## [Problem]
Report each line of the data below in which "total" appears.

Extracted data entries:
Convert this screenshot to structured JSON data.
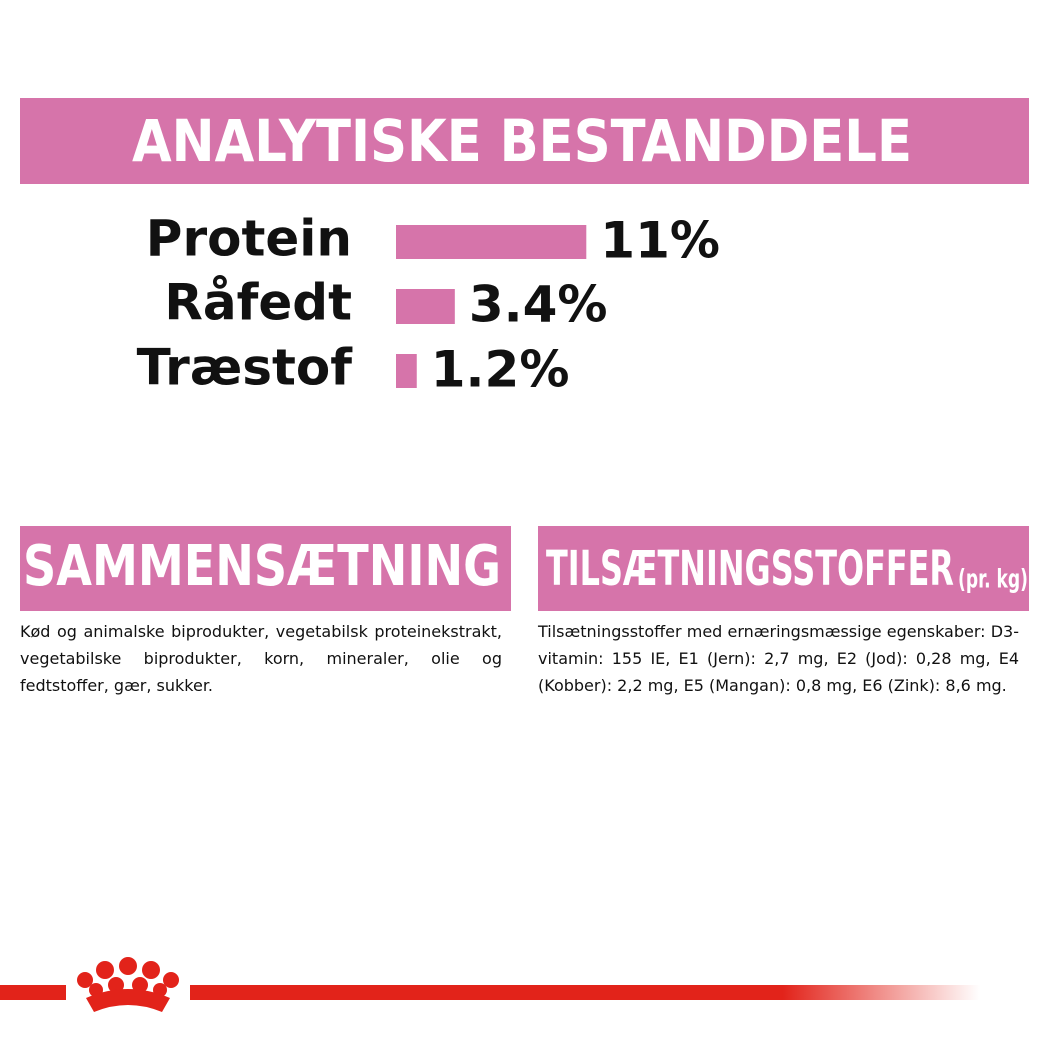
{
  "header": {
    "title": "ANALYTISKE BESTANDDELE"
  },
  "chart_data": {
    "type": "bar",
    "orientation": "horizontal",
    "color": "#d674aa",
    "categories": [
      "Protein",
      "Råfedt",
      "Træstof"
    ],
    "values": [
      11,
      3.4,
      1.2
    ],
    "value_labels": [
      "11%",
      "3.4%",
      "1.2%"
    ]
  },
  "sections": [
    {
      "title": "SAMMENSÆTNING",
      "text": "Kød og animalske biprodukter, vegetabilsk proteinekstrakt, vegetabilske biprodukter, korn, mineraler, olie og fedtstoffer, gær, sukker."
    },
    {
      "title": "TILSÆTNINGSSTOFFER",
      "subtitle": "(pr. kg)",
      "text": "Tilsætningsstoffer med ernæringsmæssige egenskaber: D3-vitamin: 155 IE, E1 (Jern): 2,7 mg, E2 (Jod): 0,28 mg, E4 (Kobber): 2,2 mg, E5 (Mangan): 0,8 mg, E6 (Zink): 8,6 mg."
    }
  ]
}
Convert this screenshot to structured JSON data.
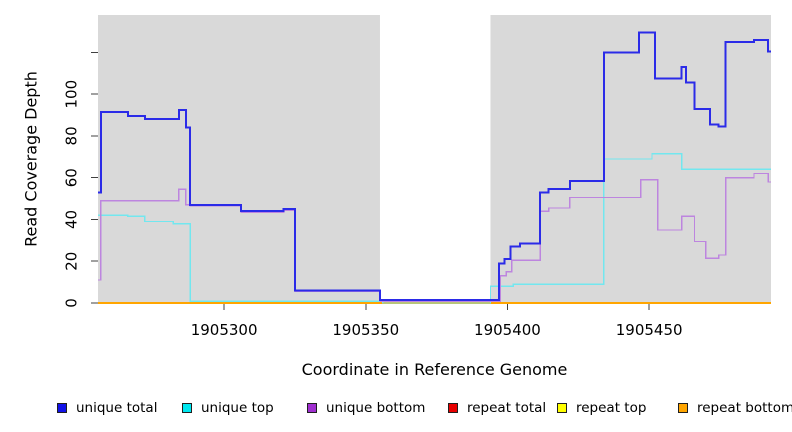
{
  "chart_data": {
    "type": "line",
    "step": true,
    "title": "",
    "xlabel": "Coordinate in Reference Genome",
    "ylabel": "Read Coverage Depth",
    "x_domain": [
      1905255.5,
      1905493
    ],
    "y_domain": [
      0,
      137.9
    ],
    "x_ticks": [
      1905300,
      1905350,
      1905400,
      1905450
    ],
    "y_ticks": [
      0,
      20,
      40,
      60,
      80,
      100,
      120
    ],
    "y_tick_labels": [
      "0",
      "20",
      "40",
      "60",
      "80",
      "100",
      ""
    ],
    "grid": "off",
    "plot_background": "#ffffff",
    "shaded_regions": [
      {
        "x0": 1905255.5,
        "x1": 1905355,
        "color": "#d9d9d9"
      },
      {
        "x0": 1905394,
        "x1": 1905493,
        "color": "#d9d9d9"
      }
    ],
    "series": [
      {
        "name": "repeat total",
        "key": "repeat-total",
        "color": "#e00000",
        "width": 1.5,
        "points": [
          [
            1905255.5,
            0
          ]
        ]
      },
      {
        "name": "repeat top",
        "key": "repeat-top",
        "color": "#ffff00",
        "width": 1.5,
        "points": [
          [
            1905255.5,
            0
          ]
        ]
      },
      {
        "name": "repeat bottom",
        "key": "repeat-bottom",
        "color": "#ffa500",
        "width": 1.8,
        "points": [
          [
            1905255.5,
            0
          ]
        ]
      },
      {
        "name": "unique top",
        "key": "unique-top",
        "color": "#72e7ef",
        "width": 1.3,
        "points": [
          [
            1905255.5,
            42
          ],
          [
            1905266,
            41.5
          ],
          [
            1905272,
            39
          ],
          [
            1905282,
            38
          ],
          [
            1905288,
            0.8
          ],
          [
            1905356,
            0
          ],
          [
            1905394,
            8
          ],
          [
            1905402,
            9
          ],
          [
            1905434,
            69
          ],
          [
            1905451,
            71.5
          ],
          [
            1905461.5,
            64
          ]
        ]
      },
      {
        "name": "unique bottom",
        "key": "unique-bottom",
        "color": "#bd85df",
        "width": 1.3,
        "points": [
          [
            1905255.5,
            11
          ],
          [
            1905256.5,
            49
          ],
          [
            1905284,
            54.5
          ],
          [
            1905286.5,
            47
          ],
          [
            1905288,
            46.5
          ],
          [
            1905306,
            43.5
          ],
          [
            1905321,
            44.5
          ],
          [
            1905325,
            5.5
          ],
          [
            1905355,
            0.7
          ],
          [
            1905397.5,
            13
          ],
          [
            1905399.5,
            15
          ],
          [
            1905401.5,
            20.5
          ],
          [
            1905411.5,
            44
          ],
          [
            1905414.5,
            45.5
          ],
          [
            1905422,
            50.5
          ],
          [
            1905447,
            59
          ],
          [
            1905453,
            35
          ],
          [
            1905461.5,
            41.5
          ],
          [
            1905466,
            29.5
          ],
          [
            1905470,
            21.5
          ],
          [
            1905474.5,
            23
          ],
          [
            1905477,
            60
          ],
          [
            1905487,
            62
          ],
          [
            1905492,
            58
          ]
        ]
      },
      {
        "name": "unique total",
        "key": "unique-total",
        "color": "#2b2be8",
        "width": 2,
        "points": [
          [
            1905255.5,
            53
          ],
          [
            1905256.5,
            91.5
          ],
          [
            1905266,
            89.5
          ],
          [
            1905272,
            88
          ],
          [
            1905284,
            92.5
          ],
          [
            1905286.5,
            84
          ],
          [
            1905288,
            47
          ],
          [
            1905306,
            44
          ],
          [
            1905321,
            45
          ],
          [
            1905325,
            6
          ],
          [
            1905355,
            1.5
          ],
          [
            1905397,
            19
          ],
          [
            1905399,
            21
          ],
          [
            1905401,
            27
          ],
          [
            1905404.5,
            28.5
          ],
          [
            1905411.5,
            53
          ],
          [
            1905414.5,
            54.5
          ],
          [
            1905422,
            58.5
          ],
          [
            1905434,
            120
          ],
          [
            1905446.5,
            129.5
          ],
          [
            1905452,
            107.5
          ],
          [
            1905461.5,
            113
          ],
          [
            1905463,
            105.5
          ],
          [
            1905466,
            93
          ],
          [
            1905471.5,
            85.5
          ],
          [
            1905474.5,
            84.5
          ],
          [
            1905477,
            125
          ],
          [
            1905487,
            126
          ],
          [
            1905492,
            120.5
          ]
        ]
      }
    ],
    "legend_position": "bottom"
  },
  "legend": {
    "items": [
      {
        "label": "unique total",
        "color": "#1212e8"
      },
      {
        "label": "unique top",
        "color": "#00e8f0"
      },
      {
        "label": "unique bottom",
        "color": "#a02fd0"
      },
      {
        "label": "repeat total",
        "color": "#e80000"
      },
      {
        "label": "repeat top",
        "color": "#ffff00"
      },
      {
        "label": "repeat bottom",
        "color": "#ffa500"
      }
    ]
  }
}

## [Finished task]
        "name": "repeat total",
        "key": "repeat-total",
        "name": "unique total",
        "key": "unique-total",
        "label": "unique total",
        "label": "repeat total",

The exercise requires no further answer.